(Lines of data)
--*--

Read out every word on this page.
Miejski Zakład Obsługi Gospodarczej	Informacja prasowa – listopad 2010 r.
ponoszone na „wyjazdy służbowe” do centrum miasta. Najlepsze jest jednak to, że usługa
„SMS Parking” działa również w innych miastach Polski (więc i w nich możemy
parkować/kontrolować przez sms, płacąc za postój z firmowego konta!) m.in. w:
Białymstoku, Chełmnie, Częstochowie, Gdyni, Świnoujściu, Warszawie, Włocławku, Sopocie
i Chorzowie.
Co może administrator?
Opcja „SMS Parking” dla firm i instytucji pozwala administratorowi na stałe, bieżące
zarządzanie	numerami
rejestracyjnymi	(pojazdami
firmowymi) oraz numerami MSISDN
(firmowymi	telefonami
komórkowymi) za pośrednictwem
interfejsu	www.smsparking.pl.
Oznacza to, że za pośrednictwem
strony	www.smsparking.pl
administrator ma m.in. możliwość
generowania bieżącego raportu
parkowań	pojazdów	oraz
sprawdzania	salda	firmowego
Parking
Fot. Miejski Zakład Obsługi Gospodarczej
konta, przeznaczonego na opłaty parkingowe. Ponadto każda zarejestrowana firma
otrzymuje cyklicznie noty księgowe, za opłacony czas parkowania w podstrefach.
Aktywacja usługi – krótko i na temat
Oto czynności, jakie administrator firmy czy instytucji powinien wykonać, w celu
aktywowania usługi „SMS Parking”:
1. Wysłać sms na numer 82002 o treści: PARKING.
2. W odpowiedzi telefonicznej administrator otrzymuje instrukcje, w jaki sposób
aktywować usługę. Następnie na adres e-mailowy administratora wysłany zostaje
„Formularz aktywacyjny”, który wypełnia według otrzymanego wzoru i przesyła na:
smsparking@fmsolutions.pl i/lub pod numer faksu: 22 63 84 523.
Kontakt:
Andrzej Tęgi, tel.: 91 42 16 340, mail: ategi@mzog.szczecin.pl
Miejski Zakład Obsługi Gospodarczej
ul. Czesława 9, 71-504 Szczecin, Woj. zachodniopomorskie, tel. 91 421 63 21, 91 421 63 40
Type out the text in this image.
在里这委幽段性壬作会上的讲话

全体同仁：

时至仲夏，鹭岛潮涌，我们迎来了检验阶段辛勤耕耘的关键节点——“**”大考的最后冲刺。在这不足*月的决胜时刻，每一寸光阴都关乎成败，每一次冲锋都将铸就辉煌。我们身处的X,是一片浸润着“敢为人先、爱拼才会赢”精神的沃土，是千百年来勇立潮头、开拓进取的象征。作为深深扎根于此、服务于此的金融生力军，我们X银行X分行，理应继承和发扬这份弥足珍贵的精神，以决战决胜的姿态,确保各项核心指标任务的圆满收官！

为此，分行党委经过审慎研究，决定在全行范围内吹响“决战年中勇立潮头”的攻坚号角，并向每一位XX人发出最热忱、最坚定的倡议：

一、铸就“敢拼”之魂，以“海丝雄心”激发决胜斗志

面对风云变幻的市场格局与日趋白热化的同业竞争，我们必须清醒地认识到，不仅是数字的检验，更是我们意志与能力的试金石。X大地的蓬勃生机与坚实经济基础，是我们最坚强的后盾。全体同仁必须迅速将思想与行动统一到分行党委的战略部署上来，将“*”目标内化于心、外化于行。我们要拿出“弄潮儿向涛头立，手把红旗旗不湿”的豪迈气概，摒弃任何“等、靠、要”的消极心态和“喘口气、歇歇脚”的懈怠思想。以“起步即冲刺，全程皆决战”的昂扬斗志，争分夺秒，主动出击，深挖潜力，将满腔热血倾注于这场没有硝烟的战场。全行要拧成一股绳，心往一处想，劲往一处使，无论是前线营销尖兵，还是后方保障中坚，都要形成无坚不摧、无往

--*--

◆ **Written request**:
Print from the line containing "Type out the text in this image." to the last line above, exactly as written.

◆ **Written response**:
Type out the text in this image.
在里这委幽段性壬作会上的讲话

全体同仁：

时至仲夏，鹭岛潮涌，我们迎来了检验阶段辛勤耕耘的关键节点——“**”大考的最后冲刺。在这不足*月的决胜时刻，每一寸光阴都关乎成败，每一次冲锋都将铸就辉煌。我们身处的X,是一片浸润着“敢为人先、爱拼才会赢”精神的沃土，是千百年来勇立潮头、开拓进取的象征。作为深深扎根于此、服务于此的金融生力军，我们X银行X分行，理应继承和发扬这份弥足珍贵的精神，以决战决胜的姿态,确保各项核心指标任务的圆满收官！

为此，分行党委经过审慎研究，决定在全行范围内吹响“决战年中勇立潮头”的攻坚号角，并向每一位XX人发出最热忱、最坚定的倡议：

一、铸就“敢拼”之魂，以“海丝雄心”激发决胜斗志

面对风云变幻的市场格局与日趋白热化的同业竞争，我们必须清醒地认识到，不仅是数字的检验，更是我们意志与能力的试金石。X大地的蓬勃生机与坚实经济基础，是我们最坚强的后盾。全体同仁必须迅速将思想与行动统一到分行党委的战略部署上来，将“*”目标内化于心、外化于行。我们要拿出“弄潮儿向涛头立，手把红旗旗不湿”的豪迈气概，摒弃任何“等、靠、要”的消极心态和“喘口气、歇歇脚”的懈怠思想。以“起步即冲刺，全程皆决战”的昂扬斗志，争分夺秒，主动出击，深挖潜力，将满腔热血倾注于这场没有硝烟的战场。全行要拧成一股绳，心往一处想，劲往一处使，无论是前线营销尖兵，还是后方保障中坚，都要形成无坚不摧、无往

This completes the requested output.